*Your task*.
Write out each entry again. Keep every word exactly as it is.

*Data provided*.
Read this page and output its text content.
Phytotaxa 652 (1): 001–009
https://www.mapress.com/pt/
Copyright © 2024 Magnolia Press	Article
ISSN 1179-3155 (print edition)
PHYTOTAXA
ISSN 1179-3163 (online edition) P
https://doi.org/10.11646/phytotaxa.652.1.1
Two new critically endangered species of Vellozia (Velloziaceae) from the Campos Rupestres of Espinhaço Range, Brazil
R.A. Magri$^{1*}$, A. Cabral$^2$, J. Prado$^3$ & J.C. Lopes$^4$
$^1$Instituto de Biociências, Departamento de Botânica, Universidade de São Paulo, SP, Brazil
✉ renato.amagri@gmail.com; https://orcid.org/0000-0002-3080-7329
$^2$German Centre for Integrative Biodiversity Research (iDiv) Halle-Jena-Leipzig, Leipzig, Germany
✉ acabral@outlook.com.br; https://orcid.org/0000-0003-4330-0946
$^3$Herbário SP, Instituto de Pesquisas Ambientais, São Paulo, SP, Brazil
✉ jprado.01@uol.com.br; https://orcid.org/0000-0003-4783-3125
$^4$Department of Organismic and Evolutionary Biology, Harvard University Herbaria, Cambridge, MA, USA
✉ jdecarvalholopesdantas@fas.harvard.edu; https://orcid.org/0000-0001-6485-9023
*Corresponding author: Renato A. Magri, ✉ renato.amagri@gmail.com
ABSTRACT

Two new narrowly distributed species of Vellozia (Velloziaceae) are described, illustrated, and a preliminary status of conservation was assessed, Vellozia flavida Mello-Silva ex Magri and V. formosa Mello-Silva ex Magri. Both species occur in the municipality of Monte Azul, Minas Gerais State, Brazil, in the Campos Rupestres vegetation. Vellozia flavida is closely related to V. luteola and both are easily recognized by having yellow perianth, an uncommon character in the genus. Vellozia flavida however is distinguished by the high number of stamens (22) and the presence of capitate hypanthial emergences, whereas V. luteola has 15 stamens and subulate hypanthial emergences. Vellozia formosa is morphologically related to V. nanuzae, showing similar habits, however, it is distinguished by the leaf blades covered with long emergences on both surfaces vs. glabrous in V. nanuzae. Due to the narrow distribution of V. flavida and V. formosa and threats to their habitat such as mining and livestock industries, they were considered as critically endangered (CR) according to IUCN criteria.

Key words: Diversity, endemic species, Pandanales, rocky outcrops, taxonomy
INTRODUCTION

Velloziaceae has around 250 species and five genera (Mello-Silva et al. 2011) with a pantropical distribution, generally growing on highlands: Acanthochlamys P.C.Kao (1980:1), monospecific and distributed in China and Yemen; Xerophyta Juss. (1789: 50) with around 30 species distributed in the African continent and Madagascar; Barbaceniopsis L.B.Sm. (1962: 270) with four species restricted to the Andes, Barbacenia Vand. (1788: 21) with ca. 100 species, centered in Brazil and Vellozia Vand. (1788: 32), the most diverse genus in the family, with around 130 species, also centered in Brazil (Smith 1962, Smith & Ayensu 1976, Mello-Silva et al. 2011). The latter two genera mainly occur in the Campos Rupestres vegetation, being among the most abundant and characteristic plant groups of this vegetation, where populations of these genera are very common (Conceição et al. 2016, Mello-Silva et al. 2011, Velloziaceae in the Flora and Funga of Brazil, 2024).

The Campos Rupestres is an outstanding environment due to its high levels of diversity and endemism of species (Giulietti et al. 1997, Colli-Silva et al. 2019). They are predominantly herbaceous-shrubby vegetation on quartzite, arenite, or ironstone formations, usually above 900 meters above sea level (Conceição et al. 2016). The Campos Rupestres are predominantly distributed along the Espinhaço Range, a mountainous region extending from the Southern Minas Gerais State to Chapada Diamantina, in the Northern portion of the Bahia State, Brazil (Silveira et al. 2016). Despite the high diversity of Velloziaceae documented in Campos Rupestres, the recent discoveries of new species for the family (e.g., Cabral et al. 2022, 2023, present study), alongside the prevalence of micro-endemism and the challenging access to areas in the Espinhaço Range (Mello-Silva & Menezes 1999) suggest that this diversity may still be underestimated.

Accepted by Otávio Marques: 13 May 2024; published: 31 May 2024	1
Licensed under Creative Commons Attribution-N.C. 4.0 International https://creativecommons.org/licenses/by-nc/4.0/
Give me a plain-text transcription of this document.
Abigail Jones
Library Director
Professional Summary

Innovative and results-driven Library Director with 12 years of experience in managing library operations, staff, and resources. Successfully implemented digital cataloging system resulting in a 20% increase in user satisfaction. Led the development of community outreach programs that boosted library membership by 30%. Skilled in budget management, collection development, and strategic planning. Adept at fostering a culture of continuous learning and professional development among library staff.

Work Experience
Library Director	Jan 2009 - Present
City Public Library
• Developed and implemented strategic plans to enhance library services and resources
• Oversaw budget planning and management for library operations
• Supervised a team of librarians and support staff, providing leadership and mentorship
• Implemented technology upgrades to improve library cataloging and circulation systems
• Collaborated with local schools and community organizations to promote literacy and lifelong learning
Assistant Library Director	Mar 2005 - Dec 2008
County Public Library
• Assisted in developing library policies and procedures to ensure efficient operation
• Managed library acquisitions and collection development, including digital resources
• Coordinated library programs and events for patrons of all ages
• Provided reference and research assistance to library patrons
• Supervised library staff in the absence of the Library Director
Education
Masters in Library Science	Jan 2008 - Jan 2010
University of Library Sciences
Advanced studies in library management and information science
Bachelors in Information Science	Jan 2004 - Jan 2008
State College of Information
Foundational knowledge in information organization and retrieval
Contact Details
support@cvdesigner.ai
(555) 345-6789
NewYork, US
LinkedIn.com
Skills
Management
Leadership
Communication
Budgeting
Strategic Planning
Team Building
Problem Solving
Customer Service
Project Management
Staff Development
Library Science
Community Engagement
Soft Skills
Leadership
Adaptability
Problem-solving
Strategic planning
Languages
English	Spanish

*Answer to this problem*.
Read this page and output its text content.
Phytotaxa 652 (1): 001–009
https://www.mapress.com/pt/
Copyright © 2024 Magnolia Press	Article
ISSN 1179-3155 (print edition)
PHYTOTAXA
ISSN 1179-3163 (online edition) P
https://doi.org/10.11646/phytotaxa.652.1.1
Two new critically endangered species of Vellozia (Velloziaceae) from the Campos Rupestres of Espinhaço Range, Brazil
R.A. Magri$^{1*}$, A. Cabral$^2$, J. Prado$^3$ & J.C. Lopes$^4$
$^1$Instituto de Biociências, Departamento de Botânica, Universidade de São Paulo, SP, Brazil
✉ renato.amagri@gmail.com; https://orcid.org/0000-0002-3080-7329
$^2$German Centre for Integrative Biodiversity Research (iDiv) Halle-Jena-Leipzig, Leipzig, Germany
✉ acabral@outlook.com.br; https://orcid.org/0000-0003-4330-0946
$^3$Herbário SP, Instituto de Pesquisas Ambientais, São Paulo, SP, Brazil
✉ jprado.01@uol.com.br; https://orcid.org/0000-0003-4783-3125
$^4$Department of Organismic and Evolutionary Biology, Harvard University Herbaria, Cambridge, MA, USA
✉ jdecarvalholopesdantas@fas.harvard.edu; https://orcid.org/0000-0001-6485-9023
*Corresponding author: Renato A. Magri, ✉ renato.amagri@gmail.com
ABSTRACT

Two new narrowly distributed species of Vellozia (Velloziaceae) are described, illustrated, and a preliminary status of conservation was assessed, Vellozia flavida Mello-Silva ex Magri and V. formosa Mello-Silva ex Magri. Both species occur in the municipality of Monte Azul, Minas Gerais State, Brazil, in the Campos Rupestres vegetation. Vellozia flavida is closely related to V. luteola and both are easily recognized by having yellow perianth, an uncommon character in the genus. Vellozia flavida however is distinguished by the high number of stamens (22) and the presence of capitate hypanthial emergences, whereas V. luteola has 15 stamens and subulate hypanthial emergences. Vellozia formosa is morphologically related to V. nanuzae, showing similar habits, however, it is distinguished by the leaf blades covered with long emergences on both surfaces vs. glabrous in V. nanuzae. Due to the narrow distribution of V. flavida and V. formosa and threats to their habitat such as mining and livestock industries, they were considered as critically endangered (CR) according to IUCN criteria.

Key words: Diversity, endemic species, Pandanales, rocky outcrops, taxonomy
INTRODUCTION

Velloziaceae has around 250 species and five genera (Mello-Silva et al. 2011) with a pantropical distribution, generally growing on highlands: Acanthochlamys P.C.Kao (1980:1), monospecific and distributed in China and Yemen; Xerophyta Juss. (1789: 50) with around 30 species distributed in the African continent and Madagascar; Barbaceniopsis L.B.Sm. (1962: 270) with four species restricted to the Andes, Barbacenia Vand. (1788: 21) with ca. 100 species, centered in Brazil and Vellozia Vand. (1788: 32), the most diverse genus in the family, with around 130 species, also centered in Brazil (Smith 1962, Smith & Ayensu 1976, Mello-Silva et al. 2011). The latter two genera mainly occur in the Campos Rupestres vegetation, being among the most abundant and characteristic plant groups of this vegetation, where populations of these genera are very common (Conceição et al. 2016, Mello-Silva et al. 2011, Velloziaceae in the Flora and Funga of Brazil, 2024).

The Campos Rupestres is an outstanding environment due to its high levels of diversity and endemism of species (Giulietti et al. 1997, Colli-Silva et al. 2019). They are predominantly herbaceous-shrubby vegetation on quartzite, arenite, or ironstone formations, usually above 900 meters above sea level (Conceição et al. 2016). The Campos Rupestres are predominantly distributed along the Espinhaço Range, a mountainous region extending from the Southern Minas Gerais State to Chapada Diamantina, in the Northern portion of the Bahia State, Brazil (Silveira et al. 2016). Despite the high diversity of Velloziaceae documented in Campos Rupestres, the recent discoveries of new species for the family (e.g., Cabral et al. 2022, 2023, present study), alongside the prevalence of micro-endemism and the challenging access to areas in the Espinhaço Range (Mello-Silva & Menezes 1999) suggest that this diversity may still be underestimated.

Accepted by Otávio Marques: 13 May 2024; published: 31 May 2024	1
Licensed under Creative Commons Attribution-N.C. 4.0 International https://creativecommons.org/licenses/by-nc/4.0/
Give me a plain-text transcription of this document.
Abigail Jones
Library Director
Professional Summary

Innovative and results-driven Library Director with 12 years of experience in managing library operations, staff, and resources. Successfully implemented digital cataloging system resulting in a 20% increase in user satisfaction. Led the development of community outreach programs that boosted library membership by 30%. Skilled in budget management, collection development, and strategic planning. Adept at fostering a culture of continuous learning and professional development among library staff.

Work Experience
Library Director	Jan 2009 - Present
City Public Library
• Developed and implemented strategic plans to enhance library services and resources
• Oversaw budget planning and management for library operations
• Supervised a team of librarians and support staff, providing leadership and mentorship
• Implemented technology upgrades to improve library cataloging and circulation systems
• Collaborated with local schools and community organizations to promote literacy and lifelong learning
Assistant Library Director	Mar 2005 - Dec 2008
County Public Library
• Assisted in developing library policies and procedures to ensure efficient operation
• Managed library acquisitions and collection development, including digital resources
• Coordinated library programs and events for patrons of all ages
• Provided reference and research assistance to library patrons
• Supervised library staff in the absence of the Library Director
Education
Masters in Library Science	Jan 2008 - Jan 2010
University of Library Sciences
Advanced studies in library management and information science
Bachelors in Information Science	Jan 2004 - Jan 2008
State College of Information
Foundational knowledge in information organization and retrieval
Contact Details
support@cvdesigner.ai
(555) 345-6789
NewYork, US
LinkedIn.com
Skills
Management
Leadership
Communication
Budgeting
Strategic Planning
Team Building
Problem Solving
Customer Service
Project Management
Staff Development
Library Science
Community Engagement
Soft Skills
Leadership
Adaptability
Problem-solving
Strategic planning
Languages
English	Spanish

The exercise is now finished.